#### [Requirement]
Print the entries below in their entirety, exactly as they are written.

# # # #

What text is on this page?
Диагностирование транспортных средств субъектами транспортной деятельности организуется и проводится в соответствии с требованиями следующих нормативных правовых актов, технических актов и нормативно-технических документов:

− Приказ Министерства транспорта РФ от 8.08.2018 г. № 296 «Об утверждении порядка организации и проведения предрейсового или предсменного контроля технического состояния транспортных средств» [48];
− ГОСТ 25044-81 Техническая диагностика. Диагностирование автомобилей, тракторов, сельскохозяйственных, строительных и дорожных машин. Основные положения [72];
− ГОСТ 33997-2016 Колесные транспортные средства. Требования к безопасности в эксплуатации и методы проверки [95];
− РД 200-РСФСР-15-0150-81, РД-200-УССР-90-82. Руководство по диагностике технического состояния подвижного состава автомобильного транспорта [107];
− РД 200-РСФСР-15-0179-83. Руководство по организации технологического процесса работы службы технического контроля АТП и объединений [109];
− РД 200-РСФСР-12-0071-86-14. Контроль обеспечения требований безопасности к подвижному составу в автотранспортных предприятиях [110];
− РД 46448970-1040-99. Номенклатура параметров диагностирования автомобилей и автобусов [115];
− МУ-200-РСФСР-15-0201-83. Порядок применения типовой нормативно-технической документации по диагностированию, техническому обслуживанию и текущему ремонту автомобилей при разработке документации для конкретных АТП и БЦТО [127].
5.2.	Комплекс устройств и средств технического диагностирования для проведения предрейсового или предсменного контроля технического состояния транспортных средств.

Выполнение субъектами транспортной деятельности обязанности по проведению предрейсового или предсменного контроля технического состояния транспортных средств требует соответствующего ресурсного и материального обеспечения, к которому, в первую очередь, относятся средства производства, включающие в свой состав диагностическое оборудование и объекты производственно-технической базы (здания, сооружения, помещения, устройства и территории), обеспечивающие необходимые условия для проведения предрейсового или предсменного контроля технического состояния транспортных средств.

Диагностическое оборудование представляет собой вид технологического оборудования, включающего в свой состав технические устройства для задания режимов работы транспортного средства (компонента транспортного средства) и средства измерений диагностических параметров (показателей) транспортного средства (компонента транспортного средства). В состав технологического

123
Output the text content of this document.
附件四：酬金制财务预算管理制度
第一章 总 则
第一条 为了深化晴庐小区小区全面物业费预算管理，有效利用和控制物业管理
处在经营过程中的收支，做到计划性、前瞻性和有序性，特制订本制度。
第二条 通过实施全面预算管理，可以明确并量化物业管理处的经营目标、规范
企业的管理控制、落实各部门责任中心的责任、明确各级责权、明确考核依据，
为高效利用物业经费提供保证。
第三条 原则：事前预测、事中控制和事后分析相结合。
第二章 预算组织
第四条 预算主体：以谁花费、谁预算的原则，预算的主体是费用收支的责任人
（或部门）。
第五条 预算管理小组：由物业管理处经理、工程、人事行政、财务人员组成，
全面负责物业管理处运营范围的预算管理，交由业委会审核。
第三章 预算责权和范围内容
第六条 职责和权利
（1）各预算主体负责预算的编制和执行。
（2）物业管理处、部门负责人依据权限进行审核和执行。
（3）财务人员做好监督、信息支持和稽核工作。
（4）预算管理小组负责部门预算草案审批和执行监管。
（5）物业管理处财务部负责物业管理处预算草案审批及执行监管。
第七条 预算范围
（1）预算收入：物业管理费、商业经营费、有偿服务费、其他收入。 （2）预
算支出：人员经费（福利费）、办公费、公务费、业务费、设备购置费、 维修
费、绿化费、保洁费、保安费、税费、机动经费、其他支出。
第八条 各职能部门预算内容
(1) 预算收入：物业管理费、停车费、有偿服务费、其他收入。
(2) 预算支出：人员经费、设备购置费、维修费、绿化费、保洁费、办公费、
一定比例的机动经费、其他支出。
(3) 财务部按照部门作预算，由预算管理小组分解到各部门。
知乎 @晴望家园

# # # #

#### [Exercise result]
What text is on this page?
Диагностирование транспортных средств субъектами транспортной деятельности организуется и проводится в соответствии с требованиями следующих нормативных правовых актов, технических актов и нормативно-технических документов:

− Приказ Министерства транспорта РФ от 8.08.2018 г. № 296 «Об утверждении порядка организации и проведения предрейсового или предсменного контроля технического состояния транспортных средств» [48];
− ГОСТ 25044-81 Техническая диагностика. Диагностирование автомобилей, тракторов, сельскохозяйственных, строительных и дорожных машин. Основные положения [72];
− ГОСТ 33997-2016 Колесные транспортные средства. Требования к безопасности в эксплуатации и методы проверки [95];
− РД 200-РСФСР-15-0150-81, РД-200-УССР-90-82. Руководство по диагностике технического состояния подвижного состава автомобильного транспорта [107];
− РД 200-РСФСР-15-0179-83. Руководство по организации технологического процесса работы службы технического контроля АТП и объединений [109];
− РД 200-РСФСР-12-0071-86-14. Контроль обеспечения требований безопасности к подвижному составу в автотранспортных предприятиях [110];
− РД 46448970-1040-99. Номенклатура параметров диагностирования автомобилей и автобусов [115];
− МУ-200-РСФСР-15-0201-83. Порядок применения типовой нормативно-технической документации по диагностированию, техническому обслуживанию и текущему ремонту автомобилей при разработке документации для конкретных АТП и БЦТО [127].
5.2.	Комплекс устройств и средств технического диагностирования для проведения предрейсового или предсменного контроля технического состояния транспортных средств.

Выполнение субъектами транспортной деятельности обязанности по проведению предрейсового или предсменного контроля технического состояния транспортных средств требует соответствующего ресурсного и материального обеспечения, к которому, в первую очередь, относятся средства производства, включающие в свой состав диагностическое оборудование и объекты производственно-технической базы (здания, сооружения, помещения, устройства и территории), обеспечивающие необходимые условия для проведения предрейсового или предсменного контроля технического состояния транспортных средств.

Диагностическое оборудование представляет собой вид технологического оборудования, включающего в свой состав технические устройства для задания режимов работы транспортного средства (компонента транспортного средства) и средства измерений диагностических параметров (показателей) транспортного средства (компонента транспортного средства). В состав технологического

123
Output the text content of this document.
附件四：酬金制财务预算管理制度
第一章 总 则
第一条 为了深化晴庐小区小区全面物业费预算管理，有效利用和控制物业管理
处在经营过程中的收支，做到计划性、前瞻性和有序性，特制订本制度。
第二条 通过实施全面预算管理，可以明确并量化物业管理处的经营目标、规范
企业的管理控制、落实各部门责任中心的责任、明确各级责权、明确考核依据，
为高效利用物业经费提供保证。
第三条 原则：事前预测、事中控制和事后分析相结合。
第二章 预算组织
第四条 预算主体：以谁花费、谁预算的原则，预算的主体是费用收支的责任人
（或部门）。
第五条 预算管理小组：由物业管理处经理、工程、人事行政、财务人员组成，
全面负责物业管理处运营范围的预算管理，交由业委会审核。
第三章 预算责权和范围内容
第六条 职责和权利
（1）各预算主体负责预算的编制和执行。
（2）物业管理处、部门负责人依据权限进行审核和执行。
（3）财务人员做好监督、信息支持和稽核工作。
（4）预算管理小组负责部门预算草案审批和执行监管。
（5）物业管理处财务部负责物业管理处预算草案审批及执行监管。
第七条 预算范围
（1）预算收入：物业管理费、商业经营费、有偿服务费、其他收入。 （2）预
算支出：人员经费（福利费）、办公费、公务费、业务费、设备购置费、 维修
费、绿化费、保洁费、保安费、税费、机动经费、其他支出。
第八条 各职能部门预算内容
(1) 预算收入：物业管理费、停车费、有偿服务费、其他收入。
(2) 预算支出：人员经费、设备购置费、维修费、绿化费、保洁费、办公费、
一定比例的机动经费、其他支出。
(3) 财务部按照部门作预算，由预算管理小组分解到各部门。
知乎 @晴望家园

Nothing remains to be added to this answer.